[Element and region listings]
* * * * * * *

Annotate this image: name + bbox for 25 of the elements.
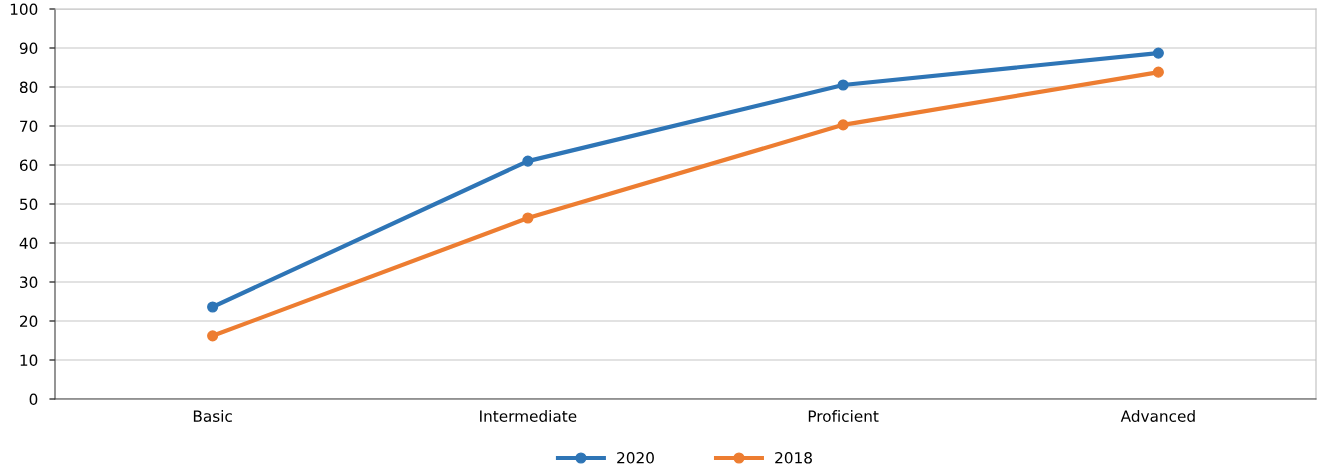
- point: [837, 119, 849, 131]
- legend-label: 2020: [617, 452, 654, 464]
- point: [207, 330, 219, 342]
- point: [1152, 47, 1164, 59]
- point: [207, 301, 219, 313]
- y-tick-label: 40: [19, 237, 38, 250]
- y-tick-label: 30: [20, 276, 38, 289]
- y-tick-label: 20: [20, 315, 38, 328]
- y-tick-label: 80: [19, 81, 38, 94]
- x-tick-label: Advanced: [1120, 410, 1195, 422]
- y-tick-label: 100: [10, 3, 38, 16]
- y-tick-label: 60: [19, 159, 38, 172]
- x-tick-label: Basic: [193, 410, 232, 422]
- point: [522, 212, 534, 224]
- point: [837, 79, 849, 91]
- point: [522, 155, 534, 167]
- point: [1152, 66, 1164, 78]
- y-tick-label: 0: [29, 393, 38, 406]
- y-tick-label: 70: [20, 120, 38, 133]
- y-tick-label: 90: [19, 42, 38, 55]
- y-tick-label: 50: [20, 198, 38, 211]
- x-tick-label: Intermediate: [480, 410, 577, 422]
- x-tick-label: Proficient: [808, 410, 879, 422]
- legend-label: 2018: [775, 452, 812, 464]
- y-tick-label: 10: [20, 354, 38, 367]
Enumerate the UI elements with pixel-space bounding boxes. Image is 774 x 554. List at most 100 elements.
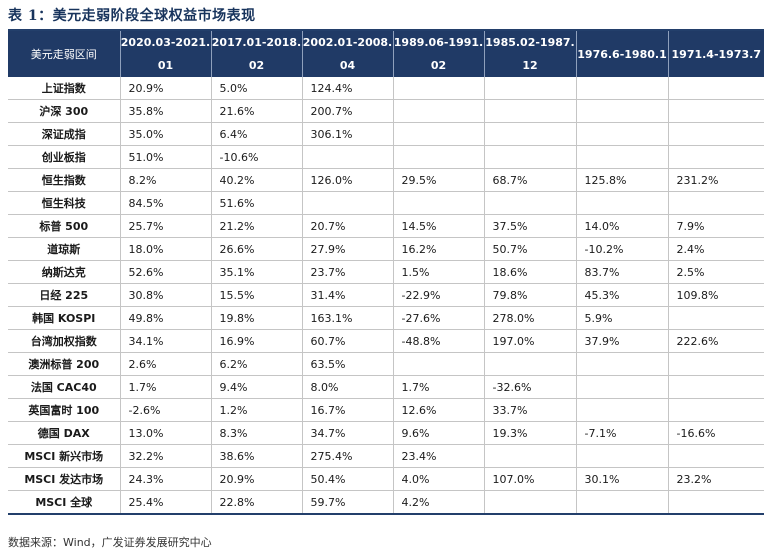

* * * * * * *

Format every line of the rows above as a JSON list of strings, one string per line, leaving out blank lines and the pictures.

[
  "Annotate this image: name + bbox for 25 of the elements.",
  "- point: [837, 119, 849, 131]",
  "- legend-label: 2020: [617, 452, 654, 464]",
  "- point: [207, 330, 219, 342]",
  "- point: [1152, 47, 1164, 59]",
  "- point: [207, 301, 219, 313]",
  "- y-tick-label: 40: [19, 237, 38, 250]",
  "- y-tick-label: 30: [20, 276, 38, 289]",
  "- y-tick-label: 20: [20, 315, 38, 328]",
  "- y-tick-label: 80: [19, 81, 38, 94]",
  "- x-tick-label: Advanced: [1120, 410, 1195, 422]",
  "- y-tick-label: 100: [10, 3, 38, 16]",
  "- y-tick-label: 60: [19, 159, 38, 172]",
  "- x-tick-label: Basic: [193, 410, 232, 422]",
  "- point: [522, 212, 534, 224]",
  "- point: [837, 79, 849, 91]",
  "- point: [522, 155, 534, 167]",
  "- point: [1152, 66, 1164, 78]",
  "- y-tick-label: 0: [29, 393, 38, 406]",
  "- y-tick-label: 70: [20, 120, 38, 133]",
  "- y-tick-label: 90: [19, 42, 38, 55]",
  "- y-tick-label: 50: [20, 198, 38, 211]",
  "- x-tick-label: Intermediate: [480, 410, 577, 422]",
  "- x-tick-label: Proficient: [808, 410, 879, 422]",
  "- legend-label: 2018: [775, 452, 812, 464]",
  "- y-tick-label: 10: [20, 354, 38, 367]",
  "Enumerate the UI elements with pixel-space bounding boxes. Image is 774 x 554. List at most 100 elements."
]